■ Do this
Pull out every line below containing the word "Results".

##### Data supplied #####

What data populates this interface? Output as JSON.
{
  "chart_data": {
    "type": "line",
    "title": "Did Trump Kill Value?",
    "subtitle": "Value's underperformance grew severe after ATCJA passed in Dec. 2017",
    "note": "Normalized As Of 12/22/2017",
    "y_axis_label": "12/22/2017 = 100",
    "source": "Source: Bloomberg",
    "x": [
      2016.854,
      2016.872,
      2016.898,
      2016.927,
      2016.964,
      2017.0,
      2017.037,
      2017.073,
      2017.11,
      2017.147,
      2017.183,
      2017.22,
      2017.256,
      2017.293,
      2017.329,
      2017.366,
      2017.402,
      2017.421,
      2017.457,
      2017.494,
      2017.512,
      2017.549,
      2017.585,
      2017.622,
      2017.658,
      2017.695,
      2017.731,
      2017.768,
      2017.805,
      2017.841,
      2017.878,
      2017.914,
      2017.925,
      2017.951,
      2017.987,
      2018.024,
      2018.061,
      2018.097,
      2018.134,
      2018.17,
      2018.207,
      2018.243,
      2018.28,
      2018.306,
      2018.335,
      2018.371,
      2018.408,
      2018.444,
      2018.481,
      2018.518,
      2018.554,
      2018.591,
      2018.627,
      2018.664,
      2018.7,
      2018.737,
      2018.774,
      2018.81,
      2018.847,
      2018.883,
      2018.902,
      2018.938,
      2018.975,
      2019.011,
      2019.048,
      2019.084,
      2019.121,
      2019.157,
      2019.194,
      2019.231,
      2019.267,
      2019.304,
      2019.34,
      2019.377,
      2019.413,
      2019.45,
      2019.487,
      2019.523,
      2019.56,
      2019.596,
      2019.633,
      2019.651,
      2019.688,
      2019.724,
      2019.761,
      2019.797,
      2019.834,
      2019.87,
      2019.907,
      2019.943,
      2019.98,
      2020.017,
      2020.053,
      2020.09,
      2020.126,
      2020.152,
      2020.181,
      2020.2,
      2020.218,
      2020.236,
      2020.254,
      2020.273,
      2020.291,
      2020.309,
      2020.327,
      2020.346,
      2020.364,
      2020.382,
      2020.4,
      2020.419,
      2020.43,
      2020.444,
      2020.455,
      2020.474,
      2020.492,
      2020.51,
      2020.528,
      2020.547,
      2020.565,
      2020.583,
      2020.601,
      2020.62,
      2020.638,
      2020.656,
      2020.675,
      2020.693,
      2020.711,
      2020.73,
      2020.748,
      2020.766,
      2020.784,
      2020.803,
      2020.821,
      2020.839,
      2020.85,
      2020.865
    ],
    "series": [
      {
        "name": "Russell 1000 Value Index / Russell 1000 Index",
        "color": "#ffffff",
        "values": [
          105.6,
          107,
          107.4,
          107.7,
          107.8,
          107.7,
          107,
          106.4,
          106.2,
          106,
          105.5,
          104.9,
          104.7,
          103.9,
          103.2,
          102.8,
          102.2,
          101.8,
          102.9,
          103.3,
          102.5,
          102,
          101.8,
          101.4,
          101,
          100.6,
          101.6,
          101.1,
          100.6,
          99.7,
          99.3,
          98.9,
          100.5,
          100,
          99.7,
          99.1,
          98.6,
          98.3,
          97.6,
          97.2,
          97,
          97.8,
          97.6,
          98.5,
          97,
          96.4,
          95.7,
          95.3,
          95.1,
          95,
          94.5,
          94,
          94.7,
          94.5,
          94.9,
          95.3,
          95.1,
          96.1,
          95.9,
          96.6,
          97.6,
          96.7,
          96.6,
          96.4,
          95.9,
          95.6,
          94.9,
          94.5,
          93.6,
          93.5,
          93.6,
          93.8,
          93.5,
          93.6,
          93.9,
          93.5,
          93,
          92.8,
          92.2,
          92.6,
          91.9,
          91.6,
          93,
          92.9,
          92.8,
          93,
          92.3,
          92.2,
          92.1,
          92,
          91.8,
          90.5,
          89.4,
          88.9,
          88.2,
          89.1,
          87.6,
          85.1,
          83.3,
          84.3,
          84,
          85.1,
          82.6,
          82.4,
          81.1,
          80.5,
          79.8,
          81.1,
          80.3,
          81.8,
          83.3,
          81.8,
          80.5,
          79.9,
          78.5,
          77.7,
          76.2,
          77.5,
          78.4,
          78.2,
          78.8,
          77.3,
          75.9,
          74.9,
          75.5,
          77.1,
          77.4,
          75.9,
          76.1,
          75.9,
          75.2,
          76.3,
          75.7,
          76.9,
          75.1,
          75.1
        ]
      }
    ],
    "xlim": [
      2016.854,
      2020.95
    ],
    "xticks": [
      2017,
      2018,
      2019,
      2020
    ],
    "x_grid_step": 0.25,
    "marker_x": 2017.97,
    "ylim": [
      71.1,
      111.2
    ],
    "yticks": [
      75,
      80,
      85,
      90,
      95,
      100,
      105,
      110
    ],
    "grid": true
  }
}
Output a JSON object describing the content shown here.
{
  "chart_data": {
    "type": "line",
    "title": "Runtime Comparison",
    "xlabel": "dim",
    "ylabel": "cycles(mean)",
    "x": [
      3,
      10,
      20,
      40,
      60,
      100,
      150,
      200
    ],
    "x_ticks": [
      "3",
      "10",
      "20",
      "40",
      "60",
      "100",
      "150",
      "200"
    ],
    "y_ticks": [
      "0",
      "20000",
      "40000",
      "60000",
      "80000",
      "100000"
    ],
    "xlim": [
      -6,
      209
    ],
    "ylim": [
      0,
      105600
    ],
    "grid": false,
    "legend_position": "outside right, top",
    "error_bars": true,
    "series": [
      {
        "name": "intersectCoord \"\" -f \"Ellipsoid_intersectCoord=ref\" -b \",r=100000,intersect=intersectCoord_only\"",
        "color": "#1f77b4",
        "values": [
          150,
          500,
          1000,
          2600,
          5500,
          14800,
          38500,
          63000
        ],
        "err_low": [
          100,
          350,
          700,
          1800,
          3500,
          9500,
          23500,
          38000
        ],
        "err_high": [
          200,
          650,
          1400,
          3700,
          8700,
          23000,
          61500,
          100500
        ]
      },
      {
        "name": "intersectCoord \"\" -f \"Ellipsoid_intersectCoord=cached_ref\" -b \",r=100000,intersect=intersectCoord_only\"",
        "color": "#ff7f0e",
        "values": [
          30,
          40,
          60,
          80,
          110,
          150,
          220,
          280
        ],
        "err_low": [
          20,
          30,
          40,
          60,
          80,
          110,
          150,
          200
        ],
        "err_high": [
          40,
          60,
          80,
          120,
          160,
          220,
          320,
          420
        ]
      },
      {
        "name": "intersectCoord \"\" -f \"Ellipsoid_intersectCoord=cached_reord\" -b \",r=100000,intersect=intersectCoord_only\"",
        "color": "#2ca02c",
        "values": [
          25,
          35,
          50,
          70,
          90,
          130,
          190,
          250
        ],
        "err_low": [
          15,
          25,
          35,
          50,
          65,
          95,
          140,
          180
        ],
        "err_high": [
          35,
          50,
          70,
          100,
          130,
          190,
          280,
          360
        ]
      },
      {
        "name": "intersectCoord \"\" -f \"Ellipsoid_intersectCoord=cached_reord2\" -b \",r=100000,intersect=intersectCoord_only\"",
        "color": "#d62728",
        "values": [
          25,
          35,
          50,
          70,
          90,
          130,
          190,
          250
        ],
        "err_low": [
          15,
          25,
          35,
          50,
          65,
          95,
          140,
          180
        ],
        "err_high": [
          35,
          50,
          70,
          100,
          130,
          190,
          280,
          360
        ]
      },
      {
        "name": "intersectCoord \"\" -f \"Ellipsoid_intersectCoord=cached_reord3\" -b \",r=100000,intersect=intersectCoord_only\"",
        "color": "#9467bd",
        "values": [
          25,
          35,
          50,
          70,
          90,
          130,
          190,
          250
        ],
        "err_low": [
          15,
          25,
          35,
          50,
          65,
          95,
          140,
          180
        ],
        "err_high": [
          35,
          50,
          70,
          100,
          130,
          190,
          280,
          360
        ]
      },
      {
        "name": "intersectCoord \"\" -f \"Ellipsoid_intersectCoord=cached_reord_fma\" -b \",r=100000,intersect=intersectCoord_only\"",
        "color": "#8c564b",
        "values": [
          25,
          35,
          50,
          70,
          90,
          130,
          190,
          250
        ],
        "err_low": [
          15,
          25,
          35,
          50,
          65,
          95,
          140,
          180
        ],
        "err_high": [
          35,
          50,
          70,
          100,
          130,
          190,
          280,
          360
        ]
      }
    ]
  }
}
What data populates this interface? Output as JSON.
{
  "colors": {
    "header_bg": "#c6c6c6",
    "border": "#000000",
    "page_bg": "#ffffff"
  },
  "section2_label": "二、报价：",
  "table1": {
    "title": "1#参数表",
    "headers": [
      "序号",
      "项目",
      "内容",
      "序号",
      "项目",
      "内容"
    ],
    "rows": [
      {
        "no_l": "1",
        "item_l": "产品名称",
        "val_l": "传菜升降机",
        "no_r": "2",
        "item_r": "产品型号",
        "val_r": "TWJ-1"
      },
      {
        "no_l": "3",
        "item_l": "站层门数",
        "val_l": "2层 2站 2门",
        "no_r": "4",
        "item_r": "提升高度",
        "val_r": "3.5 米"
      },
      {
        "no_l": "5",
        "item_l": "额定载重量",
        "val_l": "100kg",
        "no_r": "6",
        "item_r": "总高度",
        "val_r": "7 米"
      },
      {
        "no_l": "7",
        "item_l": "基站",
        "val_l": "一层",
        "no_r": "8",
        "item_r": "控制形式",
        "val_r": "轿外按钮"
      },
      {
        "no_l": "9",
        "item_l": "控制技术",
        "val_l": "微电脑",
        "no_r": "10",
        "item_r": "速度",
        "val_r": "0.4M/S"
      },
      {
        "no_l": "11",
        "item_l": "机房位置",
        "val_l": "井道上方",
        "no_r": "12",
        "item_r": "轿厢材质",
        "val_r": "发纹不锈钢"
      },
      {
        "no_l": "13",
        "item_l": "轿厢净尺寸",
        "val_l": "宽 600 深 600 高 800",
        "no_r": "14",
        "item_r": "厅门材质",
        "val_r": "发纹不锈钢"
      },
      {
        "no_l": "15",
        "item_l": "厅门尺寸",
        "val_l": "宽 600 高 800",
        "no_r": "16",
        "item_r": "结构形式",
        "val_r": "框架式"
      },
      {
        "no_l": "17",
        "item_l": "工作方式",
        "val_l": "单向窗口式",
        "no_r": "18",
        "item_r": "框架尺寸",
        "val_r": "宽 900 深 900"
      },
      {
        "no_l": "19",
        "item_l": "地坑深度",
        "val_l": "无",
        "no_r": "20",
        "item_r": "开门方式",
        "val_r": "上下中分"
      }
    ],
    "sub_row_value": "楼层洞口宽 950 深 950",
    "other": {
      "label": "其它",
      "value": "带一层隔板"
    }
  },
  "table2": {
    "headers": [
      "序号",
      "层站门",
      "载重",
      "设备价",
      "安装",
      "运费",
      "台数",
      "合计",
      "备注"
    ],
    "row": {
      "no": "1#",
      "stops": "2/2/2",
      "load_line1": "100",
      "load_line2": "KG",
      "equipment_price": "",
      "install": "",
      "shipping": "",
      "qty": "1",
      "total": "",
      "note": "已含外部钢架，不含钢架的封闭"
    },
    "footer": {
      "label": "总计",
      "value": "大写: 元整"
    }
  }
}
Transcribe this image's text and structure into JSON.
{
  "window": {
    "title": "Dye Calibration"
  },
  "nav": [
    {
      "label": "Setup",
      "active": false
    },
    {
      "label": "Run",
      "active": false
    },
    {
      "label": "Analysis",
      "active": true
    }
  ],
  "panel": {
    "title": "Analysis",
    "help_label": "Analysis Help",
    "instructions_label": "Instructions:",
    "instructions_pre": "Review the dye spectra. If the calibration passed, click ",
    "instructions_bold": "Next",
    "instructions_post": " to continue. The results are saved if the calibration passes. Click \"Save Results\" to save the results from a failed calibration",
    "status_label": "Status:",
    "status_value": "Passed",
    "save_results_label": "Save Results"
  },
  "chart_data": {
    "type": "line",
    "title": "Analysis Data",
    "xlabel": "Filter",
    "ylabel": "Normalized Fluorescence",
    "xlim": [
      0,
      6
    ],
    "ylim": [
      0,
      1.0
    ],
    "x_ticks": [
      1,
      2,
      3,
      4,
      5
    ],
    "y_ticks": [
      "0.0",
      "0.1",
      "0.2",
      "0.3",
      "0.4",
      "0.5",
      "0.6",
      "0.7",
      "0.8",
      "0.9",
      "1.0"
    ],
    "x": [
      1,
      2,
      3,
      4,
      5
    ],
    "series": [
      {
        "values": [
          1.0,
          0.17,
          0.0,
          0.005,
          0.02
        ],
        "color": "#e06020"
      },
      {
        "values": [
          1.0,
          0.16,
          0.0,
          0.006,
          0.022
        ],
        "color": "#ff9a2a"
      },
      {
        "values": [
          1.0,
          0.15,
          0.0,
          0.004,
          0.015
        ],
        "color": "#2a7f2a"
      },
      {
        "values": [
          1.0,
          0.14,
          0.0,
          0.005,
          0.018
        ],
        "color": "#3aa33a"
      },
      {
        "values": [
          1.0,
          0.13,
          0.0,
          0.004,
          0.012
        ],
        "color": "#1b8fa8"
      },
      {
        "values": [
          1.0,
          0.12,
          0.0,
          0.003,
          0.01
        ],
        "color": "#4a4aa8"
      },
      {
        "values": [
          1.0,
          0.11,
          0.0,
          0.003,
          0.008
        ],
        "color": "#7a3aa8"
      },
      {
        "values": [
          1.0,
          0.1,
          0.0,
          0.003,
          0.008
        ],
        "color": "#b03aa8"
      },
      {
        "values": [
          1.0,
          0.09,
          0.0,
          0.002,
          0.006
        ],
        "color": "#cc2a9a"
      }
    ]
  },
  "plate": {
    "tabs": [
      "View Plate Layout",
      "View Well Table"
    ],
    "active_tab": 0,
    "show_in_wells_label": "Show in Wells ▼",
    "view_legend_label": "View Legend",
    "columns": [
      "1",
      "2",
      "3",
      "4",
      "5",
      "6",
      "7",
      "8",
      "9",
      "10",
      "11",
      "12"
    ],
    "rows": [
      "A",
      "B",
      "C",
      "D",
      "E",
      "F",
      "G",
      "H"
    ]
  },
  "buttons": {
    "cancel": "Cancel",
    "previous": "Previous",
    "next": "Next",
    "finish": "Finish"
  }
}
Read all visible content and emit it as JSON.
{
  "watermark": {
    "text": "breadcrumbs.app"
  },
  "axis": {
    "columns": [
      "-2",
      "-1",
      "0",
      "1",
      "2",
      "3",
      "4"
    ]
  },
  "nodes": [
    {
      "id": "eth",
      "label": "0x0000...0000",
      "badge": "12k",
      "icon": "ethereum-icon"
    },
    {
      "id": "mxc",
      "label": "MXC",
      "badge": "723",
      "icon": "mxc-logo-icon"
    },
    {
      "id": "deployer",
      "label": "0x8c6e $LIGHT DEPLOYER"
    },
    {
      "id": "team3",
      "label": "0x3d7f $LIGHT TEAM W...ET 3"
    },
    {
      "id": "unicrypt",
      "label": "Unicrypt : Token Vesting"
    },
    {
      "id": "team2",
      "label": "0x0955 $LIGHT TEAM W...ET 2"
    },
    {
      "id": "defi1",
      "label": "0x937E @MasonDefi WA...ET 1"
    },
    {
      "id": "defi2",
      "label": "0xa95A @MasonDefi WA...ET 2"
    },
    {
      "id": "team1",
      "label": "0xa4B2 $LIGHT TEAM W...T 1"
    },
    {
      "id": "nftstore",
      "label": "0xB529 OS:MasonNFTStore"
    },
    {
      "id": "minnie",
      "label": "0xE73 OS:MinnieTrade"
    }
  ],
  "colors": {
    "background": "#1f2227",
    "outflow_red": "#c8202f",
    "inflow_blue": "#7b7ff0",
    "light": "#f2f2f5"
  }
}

#####

■ Solution
    "instructions_post": " to continue. The results are saved if the calibration passes. Click \"Save Results\" to save the results from a failed calibration",
    "save_results_label": "Save Results"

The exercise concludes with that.